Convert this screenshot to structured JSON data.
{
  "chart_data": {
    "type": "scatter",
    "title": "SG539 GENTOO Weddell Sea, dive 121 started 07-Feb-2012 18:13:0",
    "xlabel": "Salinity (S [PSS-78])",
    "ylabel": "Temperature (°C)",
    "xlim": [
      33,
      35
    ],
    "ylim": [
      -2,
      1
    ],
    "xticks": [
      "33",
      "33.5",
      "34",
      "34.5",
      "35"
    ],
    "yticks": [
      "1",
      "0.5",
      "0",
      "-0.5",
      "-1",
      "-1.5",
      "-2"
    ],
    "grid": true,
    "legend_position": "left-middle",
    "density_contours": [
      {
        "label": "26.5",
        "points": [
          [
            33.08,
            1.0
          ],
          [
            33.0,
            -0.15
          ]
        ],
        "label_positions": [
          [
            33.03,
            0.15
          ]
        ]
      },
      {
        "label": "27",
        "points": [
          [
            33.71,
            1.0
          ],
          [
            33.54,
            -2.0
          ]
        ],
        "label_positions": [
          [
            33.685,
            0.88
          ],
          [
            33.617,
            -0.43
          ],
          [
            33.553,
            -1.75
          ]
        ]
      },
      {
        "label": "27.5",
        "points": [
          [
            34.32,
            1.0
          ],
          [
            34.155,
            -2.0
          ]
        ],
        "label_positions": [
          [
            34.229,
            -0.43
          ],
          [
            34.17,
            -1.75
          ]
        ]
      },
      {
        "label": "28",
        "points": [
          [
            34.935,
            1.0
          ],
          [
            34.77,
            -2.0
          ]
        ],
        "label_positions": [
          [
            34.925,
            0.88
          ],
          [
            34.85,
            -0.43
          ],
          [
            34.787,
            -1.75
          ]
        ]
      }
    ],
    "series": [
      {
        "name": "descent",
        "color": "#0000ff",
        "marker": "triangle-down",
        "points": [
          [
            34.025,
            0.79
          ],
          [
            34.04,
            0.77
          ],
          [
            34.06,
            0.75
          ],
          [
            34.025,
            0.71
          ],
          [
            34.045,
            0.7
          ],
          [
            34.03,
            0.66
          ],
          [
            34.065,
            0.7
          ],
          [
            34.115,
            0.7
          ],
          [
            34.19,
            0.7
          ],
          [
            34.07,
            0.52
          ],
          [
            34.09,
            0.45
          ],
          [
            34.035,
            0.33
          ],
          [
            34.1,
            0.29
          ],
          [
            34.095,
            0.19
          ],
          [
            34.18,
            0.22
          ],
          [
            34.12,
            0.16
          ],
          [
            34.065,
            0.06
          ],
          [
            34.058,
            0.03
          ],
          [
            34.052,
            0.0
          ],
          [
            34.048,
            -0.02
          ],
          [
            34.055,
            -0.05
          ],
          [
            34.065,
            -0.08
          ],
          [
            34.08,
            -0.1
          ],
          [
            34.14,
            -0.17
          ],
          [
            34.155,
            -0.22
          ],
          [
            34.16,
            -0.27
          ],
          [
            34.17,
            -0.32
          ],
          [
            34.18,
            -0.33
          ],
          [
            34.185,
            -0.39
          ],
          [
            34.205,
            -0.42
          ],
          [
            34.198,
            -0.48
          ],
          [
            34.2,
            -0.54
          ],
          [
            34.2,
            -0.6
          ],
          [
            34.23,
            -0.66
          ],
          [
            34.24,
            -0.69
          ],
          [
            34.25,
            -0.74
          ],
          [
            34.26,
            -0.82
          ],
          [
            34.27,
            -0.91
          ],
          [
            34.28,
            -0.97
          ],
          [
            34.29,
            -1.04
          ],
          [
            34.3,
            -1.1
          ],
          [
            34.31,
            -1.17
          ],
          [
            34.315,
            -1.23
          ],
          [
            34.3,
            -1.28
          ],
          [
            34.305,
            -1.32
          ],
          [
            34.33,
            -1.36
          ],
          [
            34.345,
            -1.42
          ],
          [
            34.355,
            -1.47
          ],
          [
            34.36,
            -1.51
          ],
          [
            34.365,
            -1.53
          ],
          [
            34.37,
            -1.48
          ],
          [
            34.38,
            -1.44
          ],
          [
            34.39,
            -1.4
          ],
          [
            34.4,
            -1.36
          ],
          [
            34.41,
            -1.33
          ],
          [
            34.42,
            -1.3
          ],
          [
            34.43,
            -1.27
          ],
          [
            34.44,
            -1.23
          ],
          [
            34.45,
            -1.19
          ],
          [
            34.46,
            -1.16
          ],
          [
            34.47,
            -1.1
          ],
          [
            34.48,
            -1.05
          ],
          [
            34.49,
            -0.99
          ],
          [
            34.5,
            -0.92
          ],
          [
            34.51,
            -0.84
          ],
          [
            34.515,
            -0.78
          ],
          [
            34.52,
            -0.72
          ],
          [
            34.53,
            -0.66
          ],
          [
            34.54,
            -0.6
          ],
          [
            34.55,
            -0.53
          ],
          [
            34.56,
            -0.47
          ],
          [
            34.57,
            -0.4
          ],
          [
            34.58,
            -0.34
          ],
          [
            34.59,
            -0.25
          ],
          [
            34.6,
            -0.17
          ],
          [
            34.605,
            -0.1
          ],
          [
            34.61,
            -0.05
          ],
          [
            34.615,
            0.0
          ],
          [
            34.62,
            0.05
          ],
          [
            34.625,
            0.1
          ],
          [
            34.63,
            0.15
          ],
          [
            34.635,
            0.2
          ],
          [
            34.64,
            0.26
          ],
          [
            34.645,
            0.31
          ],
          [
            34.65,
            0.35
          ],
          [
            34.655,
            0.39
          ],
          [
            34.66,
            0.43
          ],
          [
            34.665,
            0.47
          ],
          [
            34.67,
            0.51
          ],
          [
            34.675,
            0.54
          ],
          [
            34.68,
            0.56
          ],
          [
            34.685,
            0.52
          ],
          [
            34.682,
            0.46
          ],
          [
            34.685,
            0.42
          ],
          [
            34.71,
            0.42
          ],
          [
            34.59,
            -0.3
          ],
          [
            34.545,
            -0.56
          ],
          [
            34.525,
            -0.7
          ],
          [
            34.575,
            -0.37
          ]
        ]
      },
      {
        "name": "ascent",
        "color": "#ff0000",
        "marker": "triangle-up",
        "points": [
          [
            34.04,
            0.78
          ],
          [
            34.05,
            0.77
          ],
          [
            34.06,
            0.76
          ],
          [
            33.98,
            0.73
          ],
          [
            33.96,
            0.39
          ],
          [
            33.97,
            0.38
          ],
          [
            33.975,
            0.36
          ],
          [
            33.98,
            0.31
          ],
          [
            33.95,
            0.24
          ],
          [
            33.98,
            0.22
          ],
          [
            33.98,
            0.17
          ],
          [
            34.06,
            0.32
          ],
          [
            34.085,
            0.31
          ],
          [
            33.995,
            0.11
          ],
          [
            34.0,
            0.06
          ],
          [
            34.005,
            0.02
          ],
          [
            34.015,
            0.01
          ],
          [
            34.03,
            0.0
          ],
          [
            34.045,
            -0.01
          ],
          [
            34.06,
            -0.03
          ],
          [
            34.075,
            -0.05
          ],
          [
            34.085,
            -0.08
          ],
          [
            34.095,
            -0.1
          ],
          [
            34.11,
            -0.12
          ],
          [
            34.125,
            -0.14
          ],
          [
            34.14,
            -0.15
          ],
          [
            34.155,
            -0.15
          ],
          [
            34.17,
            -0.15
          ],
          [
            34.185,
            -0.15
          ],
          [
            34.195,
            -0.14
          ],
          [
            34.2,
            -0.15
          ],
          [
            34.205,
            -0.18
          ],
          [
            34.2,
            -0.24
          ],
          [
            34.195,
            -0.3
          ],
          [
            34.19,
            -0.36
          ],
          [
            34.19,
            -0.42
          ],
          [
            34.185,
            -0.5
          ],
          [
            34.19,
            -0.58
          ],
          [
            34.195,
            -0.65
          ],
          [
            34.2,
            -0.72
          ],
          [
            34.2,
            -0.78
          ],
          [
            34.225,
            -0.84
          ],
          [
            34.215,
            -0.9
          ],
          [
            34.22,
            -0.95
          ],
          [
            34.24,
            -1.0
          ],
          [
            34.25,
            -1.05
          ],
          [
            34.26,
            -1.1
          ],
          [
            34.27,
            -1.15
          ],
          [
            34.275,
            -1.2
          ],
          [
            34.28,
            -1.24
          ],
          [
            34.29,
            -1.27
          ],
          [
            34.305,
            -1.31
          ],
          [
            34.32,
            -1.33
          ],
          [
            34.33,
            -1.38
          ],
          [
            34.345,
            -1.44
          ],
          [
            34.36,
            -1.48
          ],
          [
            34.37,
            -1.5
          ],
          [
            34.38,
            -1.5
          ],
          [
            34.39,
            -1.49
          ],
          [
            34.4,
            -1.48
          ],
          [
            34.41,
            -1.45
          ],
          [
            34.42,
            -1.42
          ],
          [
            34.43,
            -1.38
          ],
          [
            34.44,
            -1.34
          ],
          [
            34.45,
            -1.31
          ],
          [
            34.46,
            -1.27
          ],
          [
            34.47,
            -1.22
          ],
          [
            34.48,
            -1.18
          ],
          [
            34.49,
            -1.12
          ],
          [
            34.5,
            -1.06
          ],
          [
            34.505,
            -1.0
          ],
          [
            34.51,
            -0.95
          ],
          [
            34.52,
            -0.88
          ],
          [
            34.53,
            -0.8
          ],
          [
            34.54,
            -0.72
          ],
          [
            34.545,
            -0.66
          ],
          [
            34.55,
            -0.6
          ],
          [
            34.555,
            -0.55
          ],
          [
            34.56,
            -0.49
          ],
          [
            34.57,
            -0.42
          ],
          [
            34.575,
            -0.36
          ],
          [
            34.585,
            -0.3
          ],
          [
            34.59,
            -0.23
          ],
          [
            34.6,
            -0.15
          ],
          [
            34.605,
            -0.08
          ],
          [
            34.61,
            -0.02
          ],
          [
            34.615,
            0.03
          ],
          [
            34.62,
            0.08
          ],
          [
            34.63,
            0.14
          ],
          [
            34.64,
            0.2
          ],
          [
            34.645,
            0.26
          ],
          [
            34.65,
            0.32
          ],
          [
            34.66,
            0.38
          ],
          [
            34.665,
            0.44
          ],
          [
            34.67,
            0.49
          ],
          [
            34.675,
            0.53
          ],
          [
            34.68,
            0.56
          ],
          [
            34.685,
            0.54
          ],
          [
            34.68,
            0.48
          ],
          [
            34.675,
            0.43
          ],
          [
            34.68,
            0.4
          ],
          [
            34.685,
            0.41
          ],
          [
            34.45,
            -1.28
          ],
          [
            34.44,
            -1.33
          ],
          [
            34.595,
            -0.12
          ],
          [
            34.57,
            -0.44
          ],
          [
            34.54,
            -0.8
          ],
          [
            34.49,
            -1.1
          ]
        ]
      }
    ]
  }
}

────────────────────

■ **What to produce**:
Copy out every line that includes the word "triangle".

■ **Solution to this exercise**:
        "marker": "triangle-down",
        "marker": "triangle-up",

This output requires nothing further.